-- Start of SOURCE EXCERPT --

Appellant’s reading of In re B.B.R., supra note 2, 566 A.2d at 1032, is too narrow, and the facts and circumstances of B.B.R. are inapposite to the instant case. In that case, this court concluded that California, not the District of Columbia, was the appropriate jurisdiction under the particular facts of the case. There, the child was born in California to one of the parties to the litigation. Id. at 1034. Two days later, the other party removed the child to the District of Columbia. Id. at 1035. Almost immediately thereafter, the mother of the child commenced a custody proceeding in California. Id. The party living with the child in the District of Columbia did not commence a custody suit in the District of Columbia courts until after the California court had issued a writ of habeas corpus directing the child to be brought before the California court. Id. Thus, there was no custody determination by the District of Columbia court, prior to the California court’s issuance of a writ, that would have provided a basis for jurisdiction in the District pursuant to PKPA (28 U.S.C. § 1738A(g)). Id. at 1037.

-- End of SOURCE EXCERPT --

» **TASKS TO COMPLETE**
1 - In the custody jurisdiction excerpt, in which state was the child in B.B.R. born?
2 - Please continue the custody jurisdiction excerpt, picking up right after its final sentence.

-- Start of GIVEN INFORMATION --

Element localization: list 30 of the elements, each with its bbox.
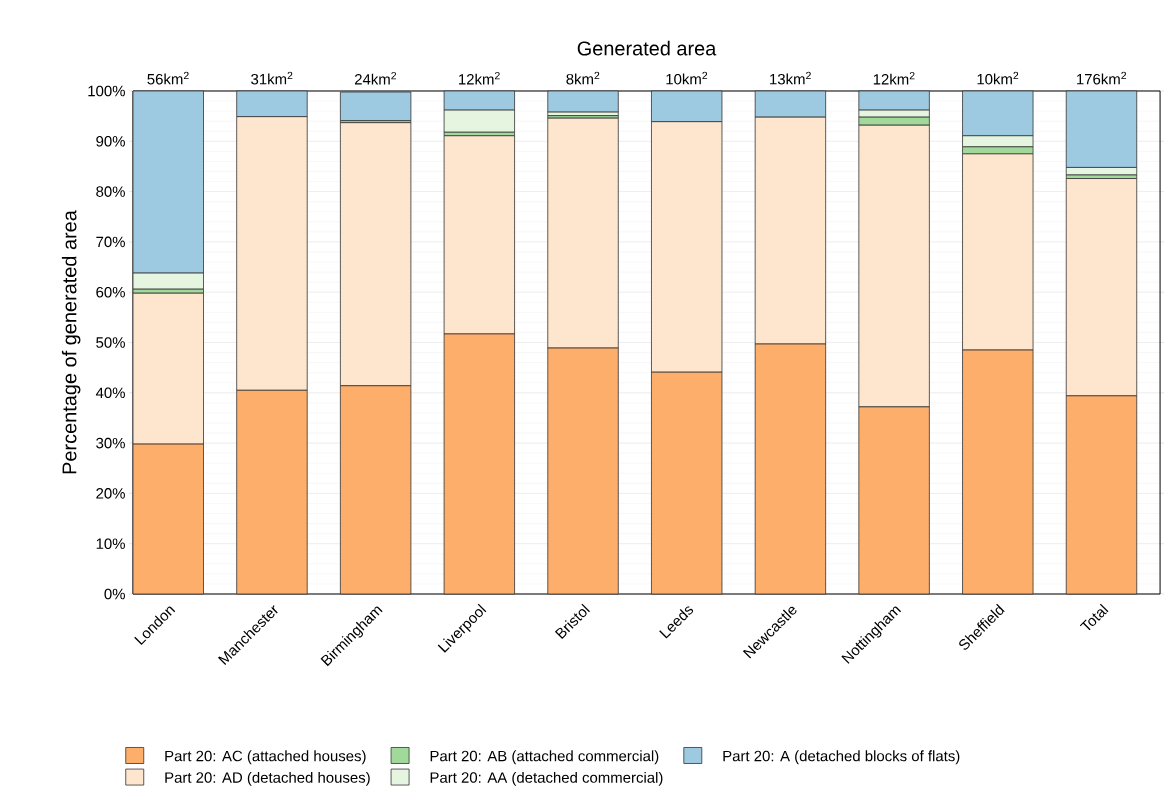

-- End of GIVEN INFORMATION --

» **THE REPLIES**
1 - California.

2 -
The instant case is in contrast to In re B.B.R. Here, the Virginia court, prior to the commencement of a custody action here, granted temporary emergency custody as mandated by its own law (§ 20-126(3)) and consistent with the PKPA (28 U.S.C. § 1738A(c)(2)(C)). Also, the court here, unlike the trial court in B.B.R., made a determination in accordance with the UCCJA (§ 16-4507) and PKPA (28 U.S.C. § 1738A(c)(2)(D)), that (1) the foreign jurisdiction was not an inconvenient forum for the one party and (2) was a more convenient forum for the other.

In sum, the Virginia court’s temporary custody order in an emergency situation was consistent with PKPA and UCCJA, and as such, was entitled to “full faith and credit” by the District of Columbia. Also, the District of Columbia trial court’s subsequent determination that the child’s contacts with Virginia were significant and that her best interests would be served by proceeding in that forum are supported by the record before us on appeal. Hence, the court’s determination that the District of Columbia is an inconvenient forum, while Virginia is not, was not an abuse of discretion, and must be and is

Affirmed.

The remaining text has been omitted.